#### Exercise task:
In the blog post on wetlands below, what advice did Eric give the writer?

Friday, October 27, 2017

Wetlands are Also Amazing Under the Ground

Last year I read this actual good advice on the Internet: 


Eric (@MarshNinja) is my academic BFF, my mud brother, and a fellow marsh person who advised me, “The marsh giveth and the marsh taketh away.”  Through this friendship I got many good times as well as the chance to work on Chesapeake Bay, tend a greenhouse experiment, and ultimately help write a paper about it.  Academic paper writing is the worst, but slightly better with friends. 

"Spatial and temporal variation in brackish wetland seedbanks: Implications for wetland restoration following Phragmites control" is a complicated paper, so I thought I'd try to tackle it visually and in four parts. 

1. Why work on Phragmites?
2. Where and when did Phragmites research happen?
3. What are seedbanks?
4. How did the experiment work out?   


1. Why Phragmites?  Phragmites is terrible, a literal wetland invader that conquers marshes and vanquishes native, nicer wetland plants.  Invading Phragmites is a problem across North America, and once it's in place we struggle to get rid of it.

#### Data records:
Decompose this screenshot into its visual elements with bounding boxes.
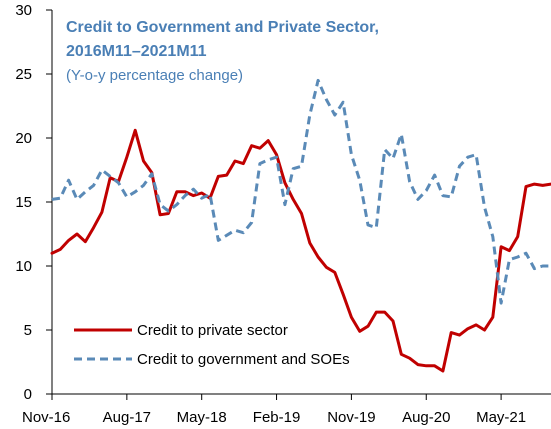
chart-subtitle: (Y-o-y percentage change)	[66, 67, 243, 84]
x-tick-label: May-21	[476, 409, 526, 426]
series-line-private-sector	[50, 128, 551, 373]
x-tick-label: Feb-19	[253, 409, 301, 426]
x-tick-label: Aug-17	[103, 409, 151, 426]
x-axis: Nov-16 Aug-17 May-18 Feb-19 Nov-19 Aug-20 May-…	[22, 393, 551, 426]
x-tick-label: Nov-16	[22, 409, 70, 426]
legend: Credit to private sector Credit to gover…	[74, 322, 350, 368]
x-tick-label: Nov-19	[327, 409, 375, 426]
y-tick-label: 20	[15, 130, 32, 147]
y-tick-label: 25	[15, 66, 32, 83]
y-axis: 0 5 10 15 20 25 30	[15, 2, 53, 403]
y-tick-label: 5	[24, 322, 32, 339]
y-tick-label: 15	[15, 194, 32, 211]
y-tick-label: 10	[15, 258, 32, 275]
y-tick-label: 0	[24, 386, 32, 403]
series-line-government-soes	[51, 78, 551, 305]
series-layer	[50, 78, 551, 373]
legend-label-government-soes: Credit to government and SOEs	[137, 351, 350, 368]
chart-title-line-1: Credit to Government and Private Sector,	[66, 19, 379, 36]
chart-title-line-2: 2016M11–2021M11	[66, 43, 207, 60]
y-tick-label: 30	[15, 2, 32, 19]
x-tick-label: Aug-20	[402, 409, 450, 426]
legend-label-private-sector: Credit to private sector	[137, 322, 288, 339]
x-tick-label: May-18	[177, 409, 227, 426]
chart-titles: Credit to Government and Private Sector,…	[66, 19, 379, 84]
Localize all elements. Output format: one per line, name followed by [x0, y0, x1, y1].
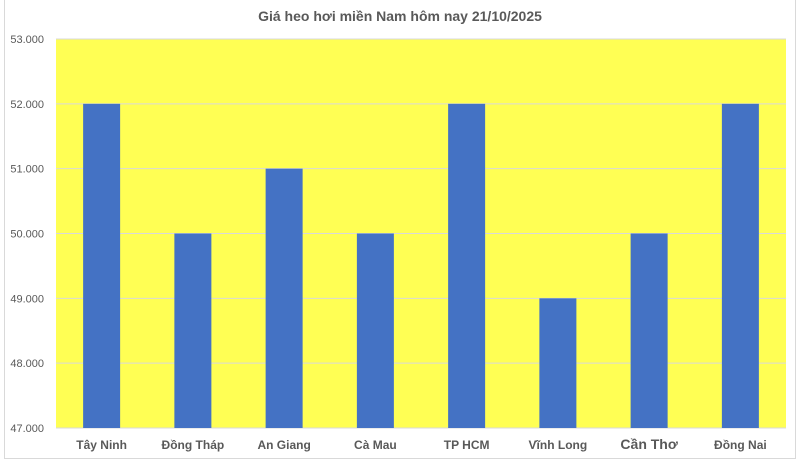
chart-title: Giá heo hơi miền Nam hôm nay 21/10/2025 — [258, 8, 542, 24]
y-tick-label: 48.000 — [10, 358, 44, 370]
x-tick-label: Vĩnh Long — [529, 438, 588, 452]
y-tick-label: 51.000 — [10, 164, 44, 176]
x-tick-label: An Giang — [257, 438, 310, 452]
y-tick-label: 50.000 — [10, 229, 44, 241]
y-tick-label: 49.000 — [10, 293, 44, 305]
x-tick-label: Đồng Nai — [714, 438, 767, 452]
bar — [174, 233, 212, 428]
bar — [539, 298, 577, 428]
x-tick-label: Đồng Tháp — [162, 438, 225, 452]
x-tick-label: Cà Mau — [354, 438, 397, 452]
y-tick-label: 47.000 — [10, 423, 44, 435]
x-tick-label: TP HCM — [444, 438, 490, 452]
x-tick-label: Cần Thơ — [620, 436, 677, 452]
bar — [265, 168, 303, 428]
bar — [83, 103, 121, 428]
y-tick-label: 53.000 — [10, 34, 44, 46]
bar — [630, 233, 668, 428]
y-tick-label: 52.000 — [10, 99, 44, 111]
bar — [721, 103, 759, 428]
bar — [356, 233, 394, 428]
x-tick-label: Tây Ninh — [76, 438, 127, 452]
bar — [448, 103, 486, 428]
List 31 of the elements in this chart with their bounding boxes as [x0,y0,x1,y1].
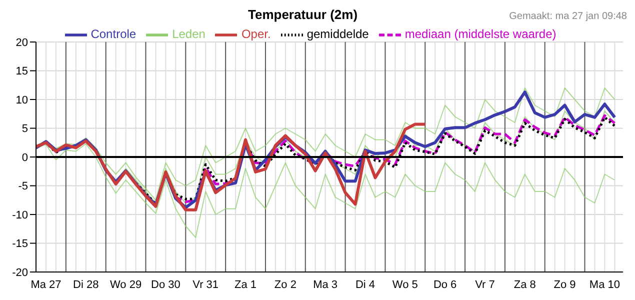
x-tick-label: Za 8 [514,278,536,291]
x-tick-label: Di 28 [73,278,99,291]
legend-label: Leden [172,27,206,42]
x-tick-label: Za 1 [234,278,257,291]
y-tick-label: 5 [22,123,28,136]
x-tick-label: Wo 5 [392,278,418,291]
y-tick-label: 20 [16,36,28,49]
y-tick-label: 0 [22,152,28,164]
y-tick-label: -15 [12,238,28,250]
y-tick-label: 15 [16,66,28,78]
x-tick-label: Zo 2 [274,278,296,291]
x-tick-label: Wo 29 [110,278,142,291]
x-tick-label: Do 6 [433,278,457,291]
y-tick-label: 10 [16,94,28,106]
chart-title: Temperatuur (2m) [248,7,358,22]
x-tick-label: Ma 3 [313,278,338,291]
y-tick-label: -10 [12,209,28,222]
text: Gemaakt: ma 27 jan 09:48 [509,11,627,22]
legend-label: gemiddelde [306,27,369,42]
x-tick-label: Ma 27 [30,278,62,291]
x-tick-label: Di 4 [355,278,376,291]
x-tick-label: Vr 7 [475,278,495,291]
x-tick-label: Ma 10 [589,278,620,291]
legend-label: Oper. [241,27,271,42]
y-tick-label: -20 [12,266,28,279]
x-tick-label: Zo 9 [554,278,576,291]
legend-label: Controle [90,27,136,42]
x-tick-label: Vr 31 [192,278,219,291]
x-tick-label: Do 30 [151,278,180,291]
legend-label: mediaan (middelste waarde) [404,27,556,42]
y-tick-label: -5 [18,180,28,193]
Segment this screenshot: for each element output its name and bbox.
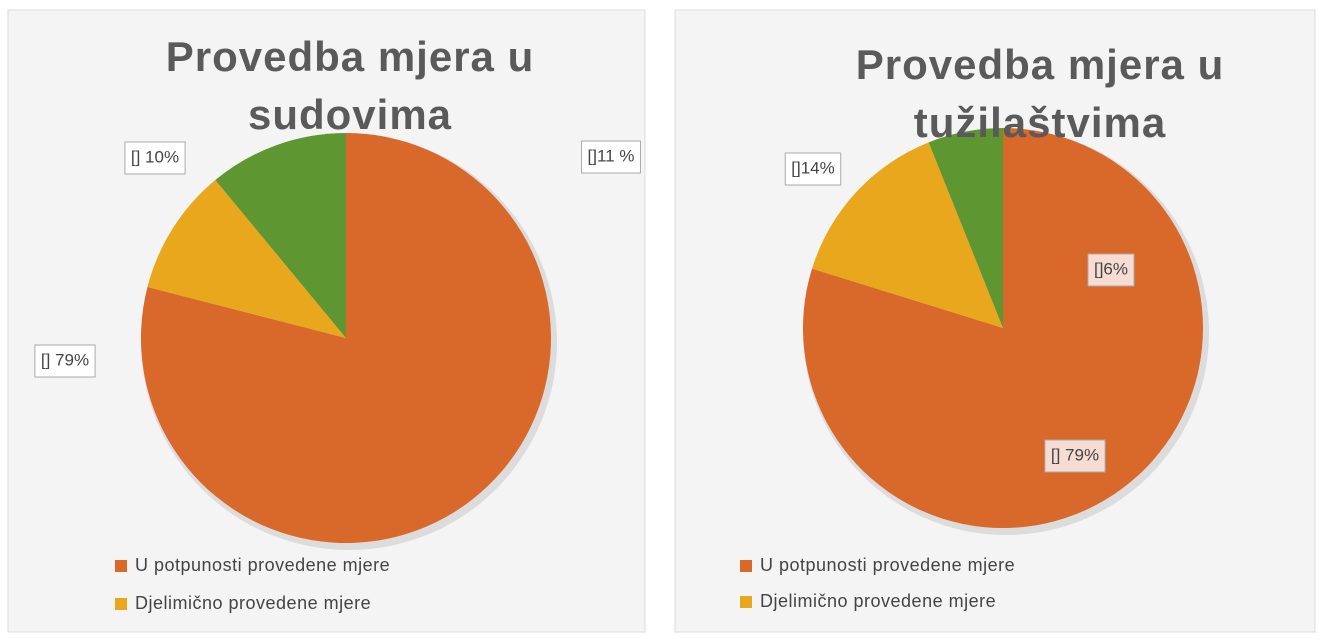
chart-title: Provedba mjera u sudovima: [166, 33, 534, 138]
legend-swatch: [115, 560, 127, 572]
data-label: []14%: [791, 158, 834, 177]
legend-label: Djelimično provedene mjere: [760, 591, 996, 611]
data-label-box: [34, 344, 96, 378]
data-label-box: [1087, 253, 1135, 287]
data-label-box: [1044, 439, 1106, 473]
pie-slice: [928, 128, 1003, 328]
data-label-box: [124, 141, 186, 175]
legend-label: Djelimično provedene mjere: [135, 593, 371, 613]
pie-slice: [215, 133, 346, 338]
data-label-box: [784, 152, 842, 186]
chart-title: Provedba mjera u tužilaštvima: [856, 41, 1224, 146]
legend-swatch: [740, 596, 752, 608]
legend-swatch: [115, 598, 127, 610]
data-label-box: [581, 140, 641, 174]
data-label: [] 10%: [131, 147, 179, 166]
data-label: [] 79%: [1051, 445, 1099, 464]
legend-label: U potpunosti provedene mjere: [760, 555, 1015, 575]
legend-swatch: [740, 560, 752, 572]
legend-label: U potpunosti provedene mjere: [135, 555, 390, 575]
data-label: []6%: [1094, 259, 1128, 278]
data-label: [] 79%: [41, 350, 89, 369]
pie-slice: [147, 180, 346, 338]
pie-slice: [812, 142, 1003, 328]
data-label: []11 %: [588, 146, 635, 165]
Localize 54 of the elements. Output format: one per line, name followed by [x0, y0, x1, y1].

#### In response:
"The marsh giveth and the marsh taketh away."